### WHAT THIS TASK INVOLVES:
Select every line below containing the word "SIGAPS".

### Recorded data:
____________

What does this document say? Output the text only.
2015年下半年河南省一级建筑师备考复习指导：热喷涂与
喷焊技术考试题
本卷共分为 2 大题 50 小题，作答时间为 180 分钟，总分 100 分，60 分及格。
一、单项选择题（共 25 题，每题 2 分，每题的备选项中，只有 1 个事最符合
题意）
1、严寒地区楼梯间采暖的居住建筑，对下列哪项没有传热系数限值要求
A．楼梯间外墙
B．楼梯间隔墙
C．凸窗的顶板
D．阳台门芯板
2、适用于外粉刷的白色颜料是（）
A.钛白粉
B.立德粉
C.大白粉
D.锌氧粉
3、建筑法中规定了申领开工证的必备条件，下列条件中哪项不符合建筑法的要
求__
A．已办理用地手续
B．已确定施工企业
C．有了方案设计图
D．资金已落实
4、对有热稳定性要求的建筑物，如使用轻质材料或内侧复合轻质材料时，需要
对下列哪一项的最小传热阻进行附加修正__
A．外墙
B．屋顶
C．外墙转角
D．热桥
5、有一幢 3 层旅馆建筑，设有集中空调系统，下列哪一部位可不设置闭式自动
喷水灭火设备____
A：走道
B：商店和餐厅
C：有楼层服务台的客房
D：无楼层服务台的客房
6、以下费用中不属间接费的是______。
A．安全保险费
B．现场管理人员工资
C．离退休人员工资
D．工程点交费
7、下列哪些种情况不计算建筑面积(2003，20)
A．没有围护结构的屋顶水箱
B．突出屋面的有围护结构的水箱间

____________

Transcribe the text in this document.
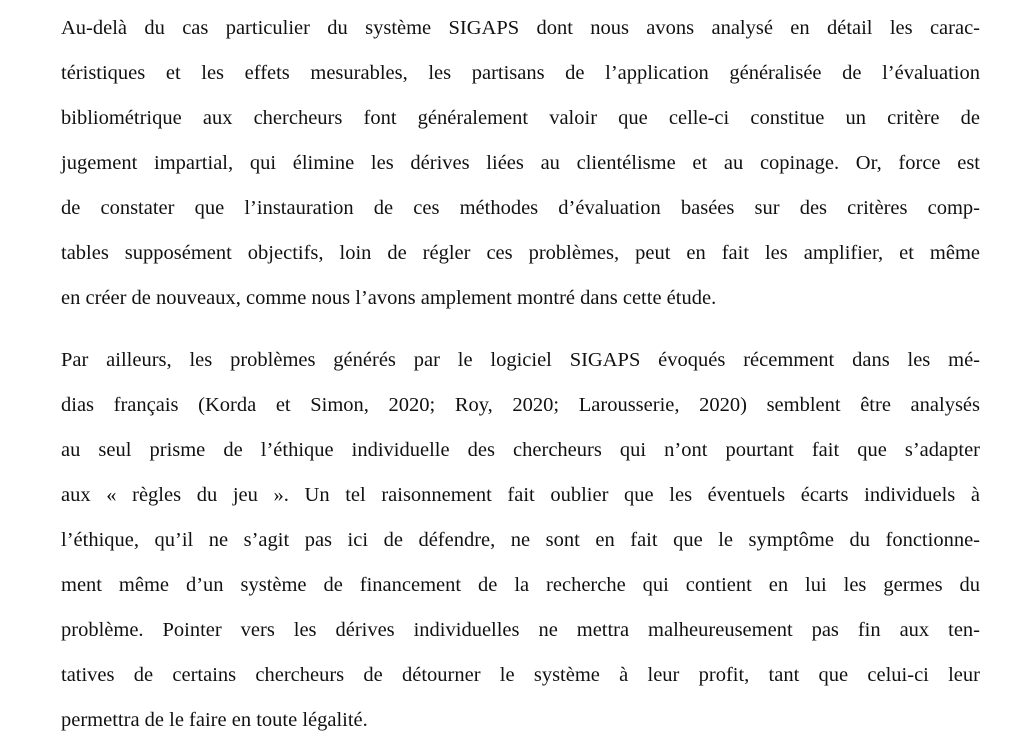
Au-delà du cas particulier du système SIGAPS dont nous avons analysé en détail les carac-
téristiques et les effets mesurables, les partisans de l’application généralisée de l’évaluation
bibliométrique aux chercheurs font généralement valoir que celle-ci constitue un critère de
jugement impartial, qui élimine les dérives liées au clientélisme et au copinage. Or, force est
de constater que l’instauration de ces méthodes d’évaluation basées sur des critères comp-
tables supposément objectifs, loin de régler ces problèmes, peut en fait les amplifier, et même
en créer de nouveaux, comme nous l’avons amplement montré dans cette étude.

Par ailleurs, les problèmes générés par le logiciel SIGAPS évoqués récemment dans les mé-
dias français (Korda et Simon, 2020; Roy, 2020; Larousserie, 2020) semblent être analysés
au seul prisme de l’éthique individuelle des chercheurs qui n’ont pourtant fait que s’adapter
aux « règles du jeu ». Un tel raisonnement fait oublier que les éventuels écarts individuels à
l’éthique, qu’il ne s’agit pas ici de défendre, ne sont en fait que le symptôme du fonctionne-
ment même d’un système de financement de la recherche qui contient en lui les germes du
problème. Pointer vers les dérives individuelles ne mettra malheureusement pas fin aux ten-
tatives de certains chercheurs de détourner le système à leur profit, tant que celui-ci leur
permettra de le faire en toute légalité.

____________

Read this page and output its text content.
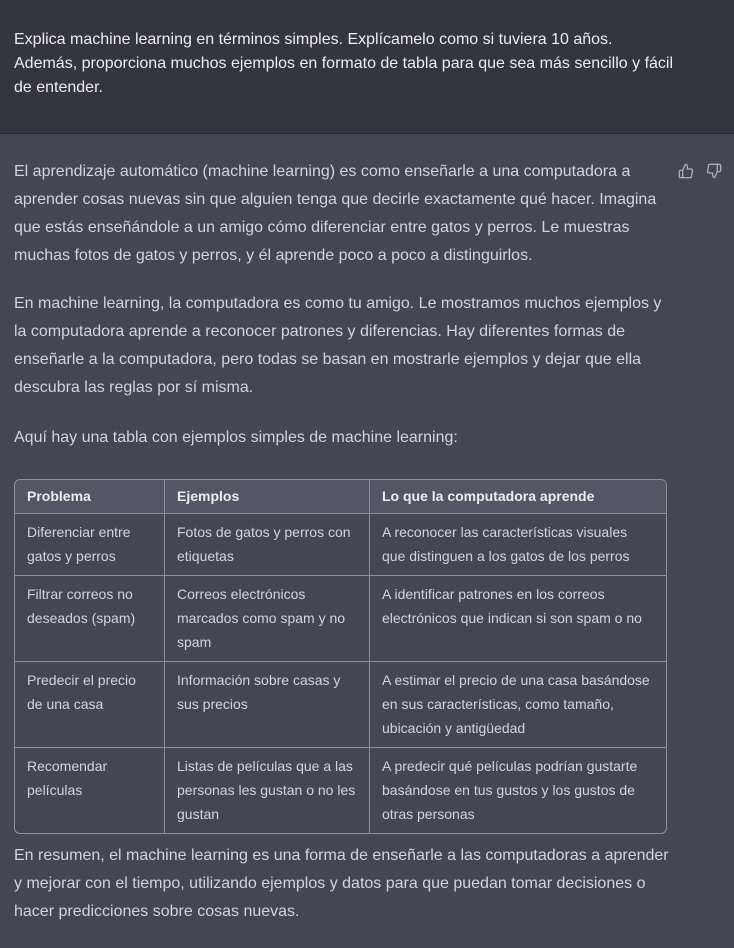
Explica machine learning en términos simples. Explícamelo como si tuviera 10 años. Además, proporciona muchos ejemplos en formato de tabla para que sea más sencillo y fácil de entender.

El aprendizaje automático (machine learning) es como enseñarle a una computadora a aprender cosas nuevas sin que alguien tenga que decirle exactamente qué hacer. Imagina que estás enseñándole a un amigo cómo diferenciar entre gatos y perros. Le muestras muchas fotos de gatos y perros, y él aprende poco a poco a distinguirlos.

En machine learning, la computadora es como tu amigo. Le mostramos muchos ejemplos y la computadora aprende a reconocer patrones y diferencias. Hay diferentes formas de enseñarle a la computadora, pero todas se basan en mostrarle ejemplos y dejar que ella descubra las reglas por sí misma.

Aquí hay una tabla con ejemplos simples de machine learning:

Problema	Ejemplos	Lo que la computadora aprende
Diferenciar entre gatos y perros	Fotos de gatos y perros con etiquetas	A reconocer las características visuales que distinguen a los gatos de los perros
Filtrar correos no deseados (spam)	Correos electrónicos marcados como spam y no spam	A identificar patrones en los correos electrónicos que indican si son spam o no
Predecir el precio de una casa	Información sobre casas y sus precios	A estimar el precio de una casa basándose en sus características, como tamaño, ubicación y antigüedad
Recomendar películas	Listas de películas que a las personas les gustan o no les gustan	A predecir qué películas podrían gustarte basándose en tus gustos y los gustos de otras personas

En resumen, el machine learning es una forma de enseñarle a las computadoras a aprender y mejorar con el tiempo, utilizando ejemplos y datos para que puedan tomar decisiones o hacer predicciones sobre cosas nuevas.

____________

### PROBLEM SOLUTION:
Au-delà du cas particulier du système SIGAPS dont nous avons analysé en détail les carac-
Par ailleurs, les problèmes générés par le logiciel SIGAPS évoqués récemment dans les mé-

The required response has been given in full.